#### Task to carry out:
In the records, from the first line through the line holding "toc-number: 6.1.5: [168, 227, 248, 264]", inclusive, change every "toc-leader-dots" to "leader-dots" and leave the rest unchanged. Give back only those lines.

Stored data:
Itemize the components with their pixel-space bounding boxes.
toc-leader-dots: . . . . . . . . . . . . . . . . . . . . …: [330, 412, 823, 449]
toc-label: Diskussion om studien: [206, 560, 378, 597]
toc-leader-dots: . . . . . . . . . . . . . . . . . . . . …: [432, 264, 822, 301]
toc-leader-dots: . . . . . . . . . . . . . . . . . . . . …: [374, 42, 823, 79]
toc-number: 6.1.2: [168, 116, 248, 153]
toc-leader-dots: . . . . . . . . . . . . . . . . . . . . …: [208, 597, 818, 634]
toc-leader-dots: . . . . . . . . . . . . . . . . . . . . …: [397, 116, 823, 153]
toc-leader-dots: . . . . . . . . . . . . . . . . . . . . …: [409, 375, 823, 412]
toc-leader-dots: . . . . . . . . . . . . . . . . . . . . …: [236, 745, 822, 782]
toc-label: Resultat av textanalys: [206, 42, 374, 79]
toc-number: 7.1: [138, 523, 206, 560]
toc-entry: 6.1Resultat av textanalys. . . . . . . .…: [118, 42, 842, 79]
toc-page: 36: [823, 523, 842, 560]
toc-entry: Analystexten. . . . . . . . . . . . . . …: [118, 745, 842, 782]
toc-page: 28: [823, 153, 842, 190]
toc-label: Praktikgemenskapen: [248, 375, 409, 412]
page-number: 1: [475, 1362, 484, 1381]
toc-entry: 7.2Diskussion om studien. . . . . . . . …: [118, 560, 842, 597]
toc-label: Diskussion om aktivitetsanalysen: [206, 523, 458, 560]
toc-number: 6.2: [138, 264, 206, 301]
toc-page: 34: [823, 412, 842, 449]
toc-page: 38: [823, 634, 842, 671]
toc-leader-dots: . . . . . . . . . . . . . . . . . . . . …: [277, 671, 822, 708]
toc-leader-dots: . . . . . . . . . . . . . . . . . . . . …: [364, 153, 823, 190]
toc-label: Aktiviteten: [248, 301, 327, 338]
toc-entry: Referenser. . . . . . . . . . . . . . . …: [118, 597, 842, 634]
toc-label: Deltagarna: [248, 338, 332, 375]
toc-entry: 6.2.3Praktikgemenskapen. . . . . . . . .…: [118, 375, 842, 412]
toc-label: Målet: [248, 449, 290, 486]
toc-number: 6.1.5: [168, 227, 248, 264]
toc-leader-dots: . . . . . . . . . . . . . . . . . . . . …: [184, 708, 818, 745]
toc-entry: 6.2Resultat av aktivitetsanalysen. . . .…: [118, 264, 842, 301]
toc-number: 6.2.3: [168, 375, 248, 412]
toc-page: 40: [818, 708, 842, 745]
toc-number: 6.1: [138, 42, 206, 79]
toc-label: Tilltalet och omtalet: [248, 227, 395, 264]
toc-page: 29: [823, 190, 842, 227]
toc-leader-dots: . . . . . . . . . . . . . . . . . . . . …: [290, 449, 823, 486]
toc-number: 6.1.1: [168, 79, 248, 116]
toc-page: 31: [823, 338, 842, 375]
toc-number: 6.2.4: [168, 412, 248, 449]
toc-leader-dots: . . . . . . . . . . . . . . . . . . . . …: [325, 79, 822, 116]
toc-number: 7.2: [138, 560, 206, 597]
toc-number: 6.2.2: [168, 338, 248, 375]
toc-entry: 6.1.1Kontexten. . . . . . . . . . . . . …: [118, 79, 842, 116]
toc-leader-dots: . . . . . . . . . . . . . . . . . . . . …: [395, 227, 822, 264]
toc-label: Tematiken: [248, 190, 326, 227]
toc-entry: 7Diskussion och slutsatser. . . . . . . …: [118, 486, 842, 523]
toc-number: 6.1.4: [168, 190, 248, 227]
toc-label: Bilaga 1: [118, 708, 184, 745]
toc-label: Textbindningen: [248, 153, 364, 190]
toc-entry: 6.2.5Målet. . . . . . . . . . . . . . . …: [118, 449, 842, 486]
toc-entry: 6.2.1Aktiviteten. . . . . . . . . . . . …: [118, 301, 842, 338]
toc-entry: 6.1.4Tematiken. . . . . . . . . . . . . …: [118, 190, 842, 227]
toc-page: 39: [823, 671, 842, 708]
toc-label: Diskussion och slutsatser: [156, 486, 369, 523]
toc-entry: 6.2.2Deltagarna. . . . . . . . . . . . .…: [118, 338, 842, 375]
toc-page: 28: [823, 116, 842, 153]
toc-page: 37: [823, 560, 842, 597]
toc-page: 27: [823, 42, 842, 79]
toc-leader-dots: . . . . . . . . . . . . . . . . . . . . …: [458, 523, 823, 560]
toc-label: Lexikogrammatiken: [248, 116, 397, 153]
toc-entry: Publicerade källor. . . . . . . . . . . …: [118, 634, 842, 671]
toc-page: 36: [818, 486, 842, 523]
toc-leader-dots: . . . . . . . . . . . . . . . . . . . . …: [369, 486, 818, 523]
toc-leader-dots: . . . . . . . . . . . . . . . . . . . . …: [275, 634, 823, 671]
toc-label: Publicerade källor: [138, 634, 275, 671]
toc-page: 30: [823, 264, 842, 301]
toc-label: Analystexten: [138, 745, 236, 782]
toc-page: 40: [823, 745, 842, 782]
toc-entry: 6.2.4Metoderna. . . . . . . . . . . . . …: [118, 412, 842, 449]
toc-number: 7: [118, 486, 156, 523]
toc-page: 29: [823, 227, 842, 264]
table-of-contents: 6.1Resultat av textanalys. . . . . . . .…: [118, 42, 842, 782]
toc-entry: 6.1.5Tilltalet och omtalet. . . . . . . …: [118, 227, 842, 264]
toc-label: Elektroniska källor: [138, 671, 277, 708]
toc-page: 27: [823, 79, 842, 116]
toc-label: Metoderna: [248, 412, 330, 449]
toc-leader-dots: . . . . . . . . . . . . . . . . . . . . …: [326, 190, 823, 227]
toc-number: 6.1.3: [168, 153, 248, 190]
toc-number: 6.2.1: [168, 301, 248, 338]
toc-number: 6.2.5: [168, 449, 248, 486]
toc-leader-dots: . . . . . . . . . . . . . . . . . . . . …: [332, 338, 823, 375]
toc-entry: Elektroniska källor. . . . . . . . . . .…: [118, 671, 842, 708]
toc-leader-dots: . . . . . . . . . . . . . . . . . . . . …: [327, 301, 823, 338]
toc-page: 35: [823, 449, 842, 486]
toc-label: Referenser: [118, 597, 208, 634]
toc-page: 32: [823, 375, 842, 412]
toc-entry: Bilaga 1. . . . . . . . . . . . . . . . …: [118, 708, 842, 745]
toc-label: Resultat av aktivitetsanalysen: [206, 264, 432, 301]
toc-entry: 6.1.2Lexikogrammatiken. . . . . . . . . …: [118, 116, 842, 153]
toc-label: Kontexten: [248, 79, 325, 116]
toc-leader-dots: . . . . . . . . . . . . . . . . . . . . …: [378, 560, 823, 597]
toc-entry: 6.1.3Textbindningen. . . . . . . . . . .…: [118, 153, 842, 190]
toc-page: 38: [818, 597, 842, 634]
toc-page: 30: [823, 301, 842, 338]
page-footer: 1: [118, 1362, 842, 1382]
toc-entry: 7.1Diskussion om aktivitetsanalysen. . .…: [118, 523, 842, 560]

#### Response to this exercise:
Itemize the components with their pixel-space bounding boxes.
leader-dots: . . . . . . . . . . . . . . . . . . . . …: [330, 412, 823, 449]
toc-label: Diskussion om studien: [206, 560, 378, 597]
leader-dots: . . . . . . . . . . . . . . . . . . . . …: [432, 264, 822, 301]
leader-dots: . . . . . . . . . . . . . . . . . . . . …: [374, 42, 823, 79]
toc-number: 6.1.2: [168, 116, 248, 153]
leader-dots: . . . . . . . . . . . . . . . . . . . . …: [208, 597, 818, 634]
leader-dots: . . . . . . . . . . . . . . . . . . . . …: [397, 116, 823, 153]
leader-dots: . . . . . . . . . . . . . . . . . . . . …: [409, 375, 823, 412]
leader-dots: . . . . . . . . . . . . . . . . . . . . …: [236, 745, 822, 782]
toc-label: Resultat av textanalys: [206, 42, 374, 79]
toc-number: 7.1: [138, 523, 206, 560]
toc-entry: 6.1Resultat av textanalys. . . . . . . .…: [118, 42, 842, 79]
toc-page: 36: [823, 523, 842, 560]
toc-entry: Analystexten. . . . . . . . . . . . . . …: [118, 745, 842, 782]
toc-page: 28: [823, 153, 842, 190]
toc-label: Praktikgemenskapen: [248, 375, 409, 412]
page-number: 1: [475, 1362, 484, 1381]
toc-entry: 7.2Diskussion om studien. . . . . . . . …: [118, 560, 842, 597]
toc-label: Diskussion om aktivitetsanalysen: [206, 523, 458, 560]
toc-number: 6.2: [138, 264, 206, 301]
toc-page: 34: [823, 412, 842, 449]
toc-page: 38: [823, 634, 842, 671]
leader-dots: . . . . . . . . . . . . . . . . . . . . …: [277, 671, 822, 708]
leader-dots: . . . . . . . . . . . . . . . . . . . . …: [364, 153, 823, 190]
toc-label: Aktiviteten: [248, 301, 327, 338]
toc-entry: Referenser. . . . . . . . . . . . . . . …: [118, 597, 842, 634]
toc-label: Deltagarna: [248, 338, 332, 375]
toc-entry: 6.2.3Praktikgemenskapen. . . . . . . . .…: [118, 375, 842, 412]
toc-label: Målet: [248, 449, 290, 486]
toc-number: 6.1.5: [168, 227, 248, 264]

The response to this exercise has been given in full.